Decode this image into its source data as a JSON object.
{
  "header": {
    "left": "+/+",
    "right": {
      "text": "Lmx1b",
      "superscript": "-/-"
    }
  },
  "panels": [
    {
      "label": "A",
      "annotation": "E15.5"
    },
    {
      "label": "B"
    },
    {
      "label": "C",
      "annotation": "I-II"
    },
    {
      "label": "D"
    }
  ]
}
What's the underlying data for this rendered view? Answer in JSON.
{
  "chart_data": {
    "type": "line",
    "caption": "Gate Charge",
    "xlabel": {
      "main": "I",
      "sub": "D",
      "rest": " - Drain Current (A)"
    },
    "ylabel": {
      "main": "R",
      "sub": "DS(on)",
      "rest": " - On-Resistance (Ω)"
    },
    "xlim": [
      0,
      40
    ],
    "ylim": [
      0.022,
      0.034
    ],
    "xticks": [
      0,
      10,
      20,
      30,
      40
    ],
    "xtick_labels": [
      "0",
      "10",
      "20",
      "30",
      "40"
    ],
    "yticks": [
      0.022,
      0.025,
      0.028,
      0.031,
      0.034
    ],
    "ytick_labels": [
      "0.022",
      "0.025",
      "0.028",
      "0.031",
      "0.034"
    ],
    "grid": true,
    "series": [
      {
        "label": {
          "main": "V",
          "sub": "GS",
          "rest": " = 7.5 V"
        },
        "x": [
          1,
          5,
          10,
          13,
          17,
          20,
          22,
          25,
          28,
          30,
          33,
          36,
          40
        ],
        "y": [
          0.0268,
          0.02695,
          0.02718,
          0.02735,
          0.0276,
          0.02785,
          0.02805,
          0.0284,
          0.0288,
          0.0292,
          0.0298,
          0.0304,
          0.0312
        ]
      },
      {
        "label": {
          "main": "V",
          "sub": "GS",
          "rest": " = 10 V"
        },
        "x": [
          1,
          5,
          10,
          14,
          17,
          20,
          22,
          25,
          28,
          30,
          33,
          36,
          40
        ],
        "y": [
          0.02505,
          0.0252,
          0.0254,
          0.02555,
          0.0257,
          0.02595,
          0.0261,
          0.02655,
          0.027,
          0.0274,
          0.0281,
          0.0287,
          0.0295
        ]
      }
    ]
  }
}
###
-- The request --
Only a number is wanted: how many lines of the data above contain "this"?

-- Answer to the problem --
2